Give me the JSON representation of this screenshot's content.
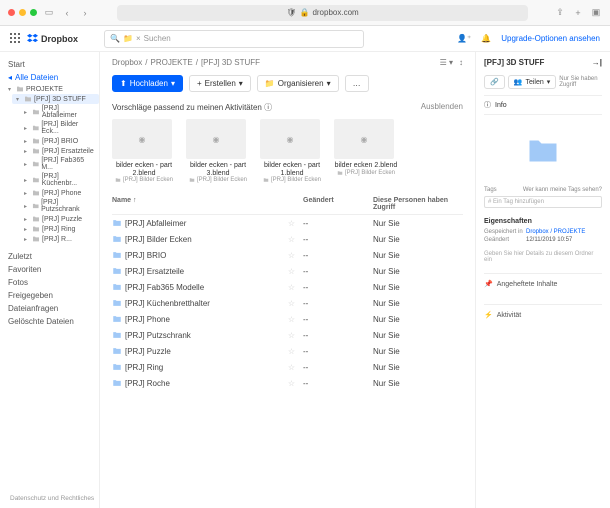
{
  "browser": {
    "url": "dropbox.com"
  },
  "brand": "Dropbox",
  "search_placeholder": "Suchen",
  "upgrade_link": "Upgrade-Optionen ansehen",
  "sidebar": {
    "start": "Start",
    "all_files": "Alle Dateien",
    "recent": "Zuletzt",
    "favorites": "Favoriten",
    "photos": "Fotos",
    "shared": "Freigegeben",
    "requests": "Dateianfragen",
    "deleted": "Gelöschte Dateien",
    "tree_root": "PROJEKTE",
    "selected": "[PFJ] 3D STUFF",
    "children": [
      "[PRJ] Abfalleimer",
      "[PRJ] Bilder Eck...",
      "[PRJ] BRIO",
      "[PRJ] Ersatzteile",
      "[PRJ] Fab365 M...",
      "[PRJ] Küchenbr...",
      "[PRJ] Phone",
      "[PRJ] Putzschrank",
      "[PRJ] Puzzle",
      "[PRJ] Ring",
      "[PRJ] R..."
    ]
  },
  "breadcrumbs": [
    "Dropbox",
    "PROJEKTE",
    "[PFJ] 3D STUFF"
  ],
  "toolbar": {
    "upload": "Hochladen",
    "create": "Erstellen",
    "organize": "Organisieren"
  },
  "suggestions_title": "Vorschläge passend zu meinen Aktivitäten",
  "suggestions_hide": "Ausblenden",
  "suggestions": [
    {
      "name": "bilder ecken - part 2.blend",
      "loc": "[PRJ] Bilder Ecken"
    },
    {
      "name": "bilder ecken - part 3.blend",
      "loc": "[PRJ] Bilder Ecken"
    },
    {
      "name": "bilder ecken - part 1.blend",
      "loc": "[PRJ] Bilder Ecken"
    },
    {
      "name": "bilder ecken 2.blend",
      "loc": "[PRJ] Bilder Ecken"
    }
  ],
  "columns": {
    "name": "Name",
    "modified": "Geändert",
    "access": "Diese Personen haben Zugriff"
  },
  "rows": [
    {
      "name": "[PRJ] Abfalleimer",
      "mod": "--",
      "acc": "Nur Sie"
    },
    {
      "name": "[PRJ] Bilder Ecken",
      "mod": "--",
      "acc": "Nur Sie"
    },
    {
      "name": "[PRJ] BRIO",
      "mod": "--",
      "acc": "Nur Sie"
    },
    {
      "name": "[PRJ] Ersatzteile",
      "mod": "--",
      "acc": "Nur Sie"
    },
    {
      "name": "[PRJ] Fab365 Modelle",
      "mod": "--",
      "acc": "Nur Sie"
    },
    {
      "name": "[PRJ] Küchenbretthalter",
      "mod": "--",
      "acc": "Nur Sie"
    },
    {
      "name": "[PRJ] Phone",
      "mod": "--",
      "acc": "Nur Sie"
    },
    {
      "name": "[PRJ] Putzschrank",
      "mod": "--",
      "acc": "Nur Sie"
    },
    {
      "name": "[PRJ] Puzzle",
      "mod": "--",
      "acc": "Nur Sie"
    },
    {
      "name": "[PRJ] Ring",
      "mod": "--",
      "acc": "Nur Sie"
    },
    {
      "name": "[PRJ] Roche",
      "mod": "--",
      "acc": "Nur Sie"
    }
  ],
  "detail": {
    "title": "[PFJ] 3D STUFF",
    "share": "Teilen",
    "access_note": "Nur Sie haben Zugriff",
    "info": "Info",
    "tags": "Tags",
    "tags_help": "Wer kann meine Tags sehen?",
    "tags_placeholder": "# Ein Tag hinzufügen",
    "properties": "Eigenschaften",
    "saved_in": "Gespeichert in",
    "saved_in_val": "Dropbox / PROJEKTE",
    "modified": "Geändert",
    "modified_val": "12/11/2019 10:57",
    "footer": "Geben Sie hier Details zu diesem Ordner ein",
    "pinned": "Angeheftete Inhalte",
    "activity": "Aktivität"
  },
  "legal": "Datenschutz und Rechtliches"
}
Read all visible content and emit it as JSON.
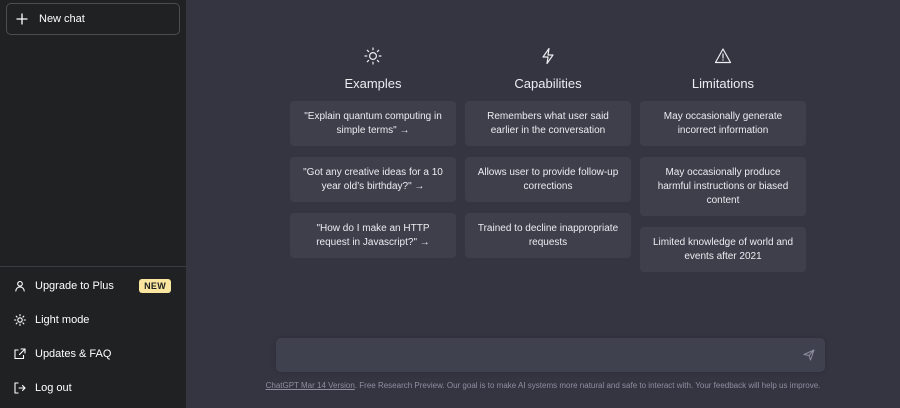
- - -
> _Goal_
Every line above should be returned exactly; the pictures stay out.

> _Output for this exercise_
Give me the JSON representation of this screenshot's content.
{
  "browser": {
    "url": "dropbox.com"
  },
  "brand": "Dropbox",
  "search_placeholder": "Suchen",
  "upgrade_link": "Upgrade-Optionen ansehen",
  "sidebar": {
    "start": "Start",
    "all_files": "Alle Dateien",
    "recent": "Zuletzt",
    "favorites": "Favoriten",
    "photos": "Fotos",
    "shared": "Freigegeben",
    "requests": "Dateianfragen",
    "deleted": "Gelöschte Dateien",
    "tree_root": "PROJEKTE",
    "selected": "[PFJ] 3D STUFF",
    "children": [
      "[PRJ] Abfalleimer",
      "[PRJ] Bilder Eck...",
      "[PRJ] BRIO",
      "[PRJ] Ersatzteile",
      "[PRJ] Fab365 M...",
      "[PRJ] Küchenbr...",
      "[PRJ] Phone",
      "[PRJ] Putzschrank",
      "[PRJ] Puzzle",
      "[PRJ] Ring",
      "[PRJ] R..."
    ]
  },
  "breadcrumbs": [
    "Dropbox",
    "PROJEKTE",
    "[PFJ] 3D STUFF"
  ],
  "toolbar": {
    "upload": "Hochladen",
    "create": "Erstellen",
    "organize": "Organisieren"
  },
  "suggestions_title": "Vorschläge passend zu meinen Aktivitäten",
  "suggestions_hide": "Ausblenden",
  "suggestions": [
    {
      "name": "bilder ecken - part 2.blend",
      "loc": "[PRJ] Bilder Ecken"
    },
    {
      "name": "bilder ecken - part 3.blend",
      "loc": "[PRJ] Bilder Ecken"
    },
    {
      "name": "bilder ecken - part 1.blend",
      "loc": "[PRJ] Bilder Ecken"
    },
    {
      "name": "bilder ecken 2.blend",
      "loc": "[PRJ] Bilder Ecken"
    }
  ],
  "columns": {
    "name": "Name",
    "modified": "Geändert",
    "access": "Diese Personen haben Zugriff"
  },
  "rows": [
    {
      "name": "[PRJ] Abfalleimer",
      "mod": "--",
      "acc": "Nur Sie"
    },
    {
      "name": "[PRJ] Bilder Ecken",
      "mod": "--",
      "acc": "Nur Sie"
    },
    {
      "name": "[PRJ] BRIO",
      "mod": "--",
      "acc": "Nur Sie"
    },
    {
      "name": "[PRJ] Ersatzteile",
      "mod": "--",
      "acc": "Nur Sie"
    },
    {
      "name": "[PRJ] Fab365 Modelle",
      "mod": "--",
      "acc": "Nur Sie"
    },
    {
      "name": "[PRJ] Küchenbretthalter",
      "mod": "--",
      "acc": "Nur Sie"
    },
    {
      "name": "[PRJ] Phone",
      "mod": "--",
      "acc": "Nur Sie"
    },
    {
      "name": "[PRJ] Putzschrank",
      "mod": "--",
      "acc": "Nur Sie"
    },
    {
      "name": "[PRJ] Puzzle",
      "mod": "--",
      "acc": "Nur Sie"
    },
    {
      "name": "[PRJ] Ring",
      "mod": "--",
      "acc": "Nur Sie"
    },
    {
      "name": "[PRJ] Roche",
      "mod": "--",
      "acc": "Nur Sie"
    }
  ],
  "detail": {
    "title": "[PFJ] 3D STUFF",
    "share": "Teilen",
    "access_note": "Nur Sie haben Zugriff",
    "info": "Info",
    "tags": "Tags",
    "tags_help": "Wer kann meine Tags sehen?",
    "tags_placeholder": "# Ein Tag hinzufügen",
    "properties": "Eigenschaften",
    "saved_in": "Gespeichert in",
    "saved_in_val": "Dropbox / PROJEKTE",
    "modified": "Geändert",
    "modified_val": "12/11/2019 10:57",
    "footer": "Geben Sie hier Details zu diesem Ordner ein",
    "pinned": "Angeheftete Inhalte",
    "activity": "Aktivität"
  },
  "legal": "Datenschutz und Rechtliches"
}
Read all visible content and emit it as JSON.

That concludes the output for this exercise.